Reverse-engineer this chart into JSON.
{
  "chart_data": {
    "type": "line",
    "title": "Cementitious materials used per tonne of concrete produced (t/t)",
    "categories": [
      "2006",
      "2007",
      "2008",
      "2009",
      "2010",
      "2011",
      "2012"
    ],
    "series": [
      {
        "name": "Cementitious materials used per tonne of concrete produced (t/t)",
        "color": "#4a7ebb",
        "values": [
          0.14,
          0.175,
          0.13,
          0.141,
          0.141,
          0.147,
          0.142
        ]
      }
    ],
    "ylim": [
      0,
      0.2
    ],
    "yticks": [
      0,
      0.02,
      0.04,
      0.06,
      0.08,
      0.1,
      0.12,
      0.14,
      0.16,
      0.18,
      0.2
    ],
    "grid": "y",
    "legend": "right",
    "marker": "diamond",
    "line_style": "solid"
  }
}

> _DESCRIPTION OF THE TASK_
Write out all the records above again, exactly as they stand.

> _EXERCISE RESULT_
Reverse-engineer this chart into JSON.
{
  "chart_data": {
    "type": "line",
    "title": "Cementitious materials used per tonne of concrete produced (t/t)",
    "categories": [
      "2006",
      "2007",
      "2008",
      "2009",
      "2010",
      "2011",
      "2012"
    ],
    "series": [
      {
        "name": "Cementitious materials used per tonne of concrete produced (t/t)",
        "color": "#4a7ebb",
        "values": [
          0.14,
          0.175,
          0.13,
          0.141,
          0.141,
          0.147,
          0.142
        ]
      }
    ],
    "ylim": [
      0,
      0.2
    ],
    "yticks": [
      0,
      0.02,
      0.04,
      0.06,
      0.08,
      0.1,
      0.12,
      0.14,
      0.16,
      0.18,
      0.2
    ],
    "grid": "y",
    "legend": "right",
    "marker": "diamond",
    "line_style": "solid"
  }
}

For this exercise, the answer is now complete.